What you should do: Set down the whole listing verbatim.

%%

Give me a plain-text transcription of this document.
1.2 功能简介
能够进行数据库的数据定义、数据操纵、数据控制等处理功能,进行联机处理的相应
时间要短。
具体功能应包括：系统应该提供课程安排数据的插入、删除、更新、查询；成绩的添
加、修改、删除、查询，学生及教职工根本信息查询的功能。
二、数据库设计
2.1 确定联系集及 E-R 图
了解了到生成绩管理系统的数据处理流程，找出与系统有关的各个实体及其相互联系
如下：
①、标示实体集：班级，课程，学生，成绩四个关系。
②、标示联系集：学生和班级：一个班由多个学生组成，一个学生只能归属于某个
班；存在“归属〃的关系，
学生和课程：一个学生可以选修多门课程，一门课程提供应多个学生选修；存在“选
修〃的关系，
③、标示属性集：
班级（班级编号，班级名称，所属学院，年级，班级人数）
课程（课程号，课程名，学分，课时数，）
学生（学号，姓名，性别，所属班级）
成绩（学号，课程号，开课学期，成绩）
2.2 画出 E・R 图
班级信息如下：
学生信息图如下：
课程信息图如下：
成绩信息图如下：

%%

Solution for this task:
Give me a plain-text transcription of this document.
1.2 功能简介
能够进行数据库的数据定义、数据操纵、数据控制等处理功能,进行联机处理的相应
时间要短。
具体功能应包括：系统应该提供课程安排数据的插入、删除、更新、查询；成绩的添
加、修改、删除、查询，学生及教职工根本信息查询的功能。
二、数据库设计
2.1 确定联系集及 E-R 图
了解了到生成绩管理系统的数据处理流程，找出与系统有关的各个实体及其相互联系
如下：
①、标示实体集：班级，课程，学生，成绩四个关系。
②、标示联系集：学生和班级：一个班由多个学生组成，一个学生只能归属于某个
班；存在“归属〃的关系，
学生和课程：一个学生可以选修多门课程，一门课程提供应多个学生选修；存在“选
修〃的关系，
③、标示属性集：
班级（班级编号，班级名称，所属学院，年级，班级人数）
课程（课程号，课程名，学分，课时数，）
学生（学号，姓名，性别，所属班级）
成绩（学号，课程号，开课学期，成绩）
2.2 画出 E・R 图
班级信息如下：
学生信息图如下：
课程信息图如下：
成绩信息图如下：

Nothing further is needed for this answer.